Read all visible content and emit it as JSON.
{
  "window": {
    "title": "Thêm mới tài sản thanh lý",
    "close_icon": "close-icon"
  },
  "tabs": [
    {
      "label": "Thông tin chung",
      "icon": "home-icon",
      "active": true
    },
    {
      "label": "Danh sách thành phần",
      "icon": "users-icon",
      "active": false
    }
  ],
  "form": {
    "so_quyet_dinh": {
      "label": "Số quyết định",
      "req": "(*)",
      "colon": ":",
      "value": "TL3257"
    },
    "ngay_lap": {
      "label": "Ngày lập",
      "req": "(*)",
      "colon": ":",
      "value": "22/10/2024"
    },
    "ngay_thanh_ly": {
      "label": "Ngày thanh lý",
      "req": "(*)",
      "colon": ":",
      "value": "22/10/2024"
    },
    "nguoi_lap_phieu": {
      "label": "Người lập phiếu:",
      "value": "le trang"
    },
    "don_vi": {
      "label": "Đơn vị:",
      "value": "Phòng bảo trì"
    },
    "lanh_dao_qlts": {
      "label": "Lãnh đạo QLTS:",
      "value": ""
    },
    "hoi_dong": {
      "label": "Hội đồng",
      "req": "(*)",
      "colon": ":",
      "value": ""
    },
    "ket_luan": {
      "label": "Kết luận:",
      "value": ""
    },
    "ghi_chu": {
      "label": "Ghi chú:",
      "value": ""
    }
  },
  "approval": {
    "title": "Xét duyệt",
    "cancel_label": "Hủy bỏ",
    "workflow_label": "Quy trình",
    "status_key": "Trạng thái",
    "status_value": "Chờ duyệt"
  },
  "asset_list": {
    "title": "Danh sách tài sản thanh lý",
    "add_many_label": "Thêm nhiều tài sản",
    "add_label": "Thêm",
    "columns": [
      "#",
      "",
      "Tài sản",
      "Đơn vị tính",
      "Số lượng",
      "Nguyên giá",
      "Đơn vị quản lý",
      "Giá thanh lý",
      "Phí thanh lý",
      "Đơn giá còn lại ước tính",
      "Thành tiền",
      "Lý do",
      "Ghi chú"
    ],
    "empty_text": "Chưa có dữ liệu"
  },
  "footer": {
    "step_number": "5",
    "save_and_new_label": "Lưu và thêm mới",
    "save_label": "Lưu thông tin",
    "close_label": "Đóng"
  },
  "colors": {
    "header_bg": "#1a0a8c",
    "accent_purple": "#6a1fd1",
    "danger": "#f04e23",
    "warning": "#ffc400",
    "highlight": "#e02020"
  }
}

========================================================================

| TASK DETAILS |
Return only the number of lines in the preceding records that contain the string "title".

| RESPONSE TO THIS EXERCISE |
3